### WHAT YOU ARE ASKED TO DO
Please transcribe the records precisely; pictures stay out of your copy.

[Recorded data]
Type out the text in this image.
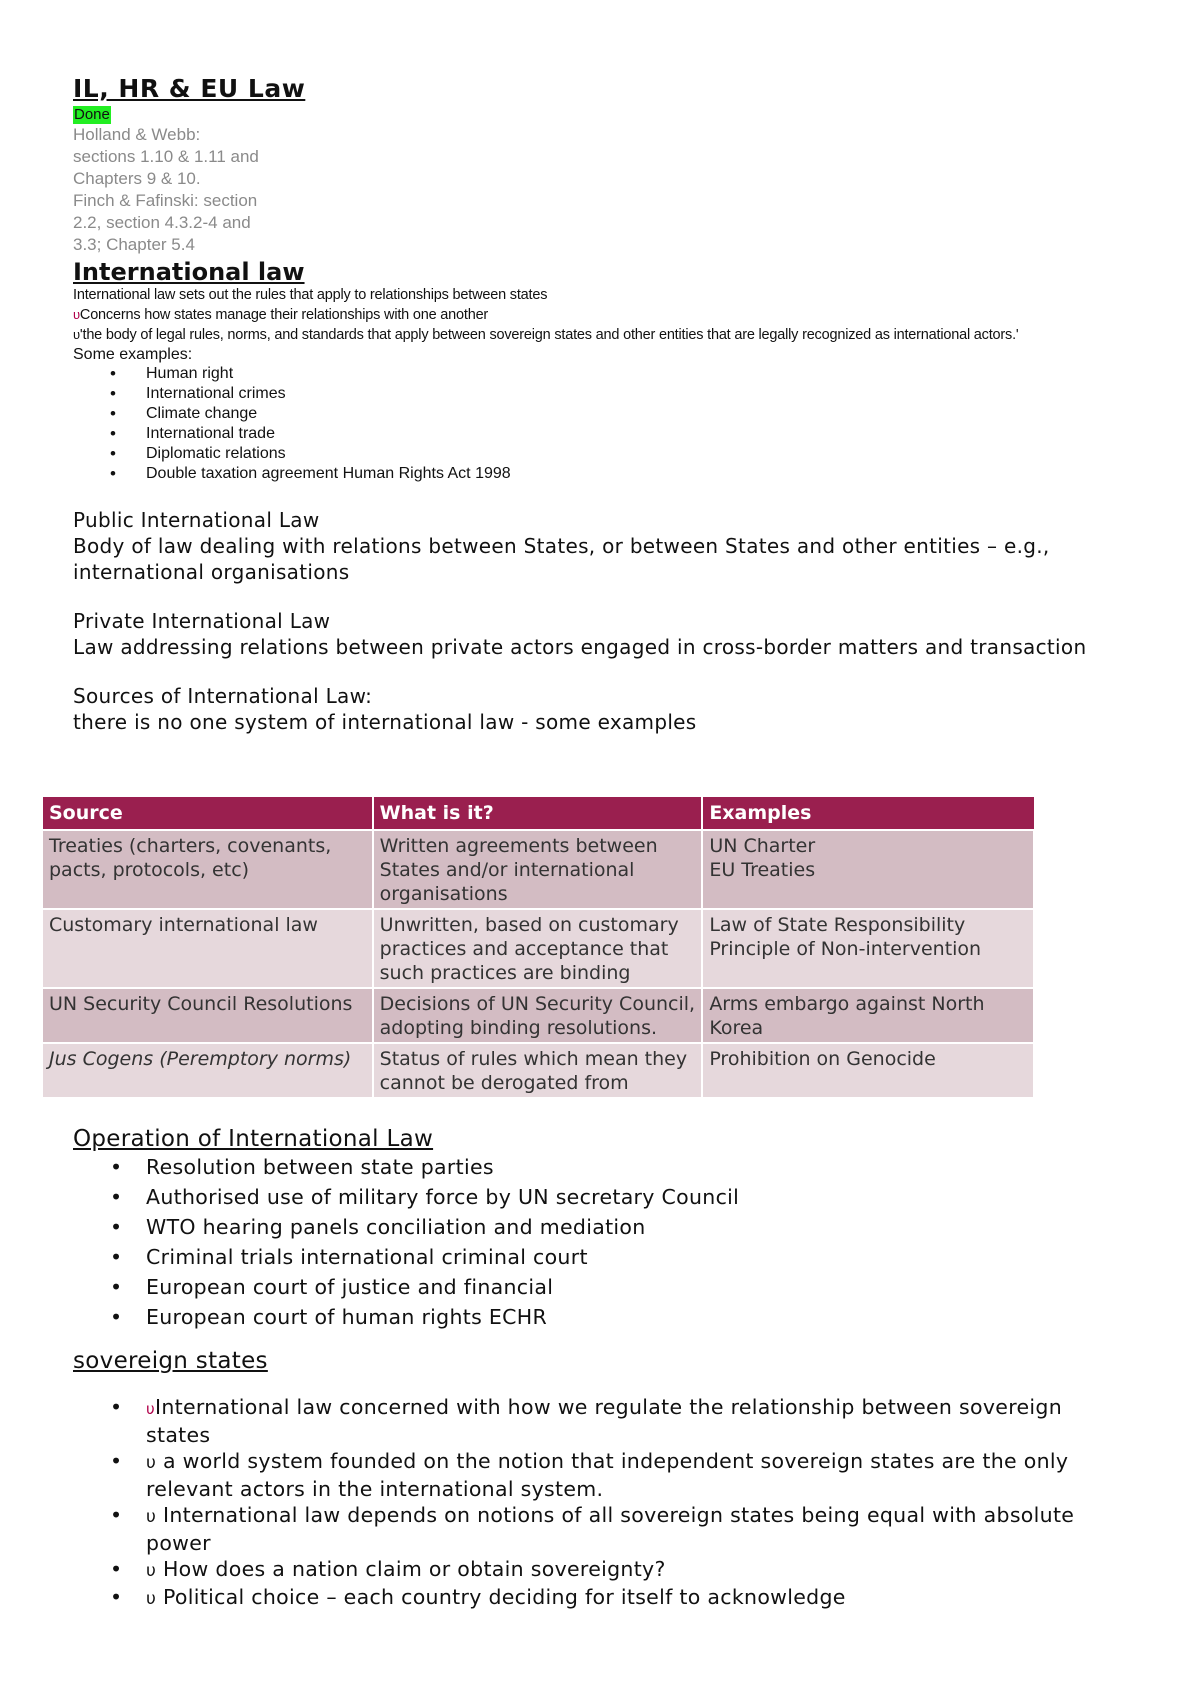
IL, HR & EU Law
Done
Holland & Webb:
sections 1.10 & 1.11 and
Chapters 9 & 10.
Finch & Fafinski: section
2.2, section 4.3.2-4 and
3.3; Chapter 5.4
International law
International law sets out the rules that apply to relationships between states
υConcerns how states manage their relationships with one another
υ'the body of legal rules, norms, and standards that apply between sovereign states and other entities that are legally recognized as international actors.'
Some examples:
• Human right
• International crimes
• Climate change
• International trade
• Diplomatic relations
• Double taxation agreement Human Rights Act 1998
Public International Law
Body of law dealing with relations between States, or between States and other entities – e.g., international organisations
Private International Law
Law addressing relations between private actors engaged in cross-border matters and transaction
Sources of International Law:
there is no one system of international law - some examples
Source	What is it?	Examples
Treaties (charters, covenants, pacts, protocols, etc)	Written agreements between States and/or international organisations	UN Charter
EU Treaties
Customary international law	Unwritten, based on customary practices and acceptance that such practices are binding	Law of State Responsibility
Principle of Non-intervention
UN Security Council Resolutions	Decisions of UN Security Council, adopting binding resolutions.	Arms embargo against North Korea
Jus Cogens (Peremptory norms)	Status of rules which mean they cannot be derogated from	Prohibition on Genocide
Operation of International Law
• Resolution between state parties
• Authorised use of military force by UN secretary Council
• WTO hearing panels conciliation and mediation
• Criminal trials international criminal court
• European court of justice and financial
• European court of human rights ECHR
sovereign states
• υInternational law concerned with how we regulate the relationship between sovereign states
• υ a world system founded on the notion that independent sovereign states are the only relevant actors in the international system.
• υ International law depends on notions of all sovereign states being equal with absolute power
• υ How does a nation claim or obtain sovereignty?
• υ Political choice – each country deciding for itself to acknowledge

### FINAL ANSWER
Type out the text in this image.
IL, HR & EU Law
Done
Holland & Webb:
sections 1.10 & 1.11 and
Chapters 9 & 10.
Finch & Fafinski: section
2.2, section 4.3.2-4 and
3.3; Chapter 5.4
International law
International law sets out the rules that apply to relationships between states
υConcerns how states manage their relationships with one another
υ'the body of legal rules, norms, and standards that apply between sovereign states and other entities that are legally recognized as international actors.'
Some examples:
• Human right
• International crimes
• Climate change
• International trade
• Diplomatic relations
• Double taxation agreement Human Rights Act 1998
Public International Law
Body of law dealing with relations between States, or between States and other entities – e.g., international organisations
Private International Law
Law addressing relations between private actors engaged in cross-border matters and transaction
Sources of International Law:
there is no one system of international law - some examples
Source	What is it?	Examples
Treaties (charters, covenants, pacts, protocols, etc)	Written agreements between States and/or international organisations	UN Charter
EU Treaties
Customary international law	Unwritten, based on customary practices and acceptance that such practices are binding	Law of State Responsibility
Principle of Non-intervention
UN Security Council Resolutions	Decisions of UN Security Council, adopting binding resolutions.	Arms embargo against North Korea
Jus Cogens (Peremptory norms)	Status of rules which mean they cannot be derogated from	Prohibition on Genocide
Operation of International Law
• Resolution between state parties
• Authorised use of military force by UN secretary Council
• WTO hearing panels conciliation and mediation
• Criminal trials international criminal court
• European court of justice and financial
• European court of human rights ECHR
sovereign states
• υInternational law concerned with how we regulate the relationship between sovereign states
• υ a world system founded on the notion that independent sovereign states are the only relevant actors in the international system.
• υ International law depends on notions of all sovereign states being equal with absolute power
• υ How does a nation claim or obtain sovereignty?
• υ Political choice – each country deciding for itself to acknowledge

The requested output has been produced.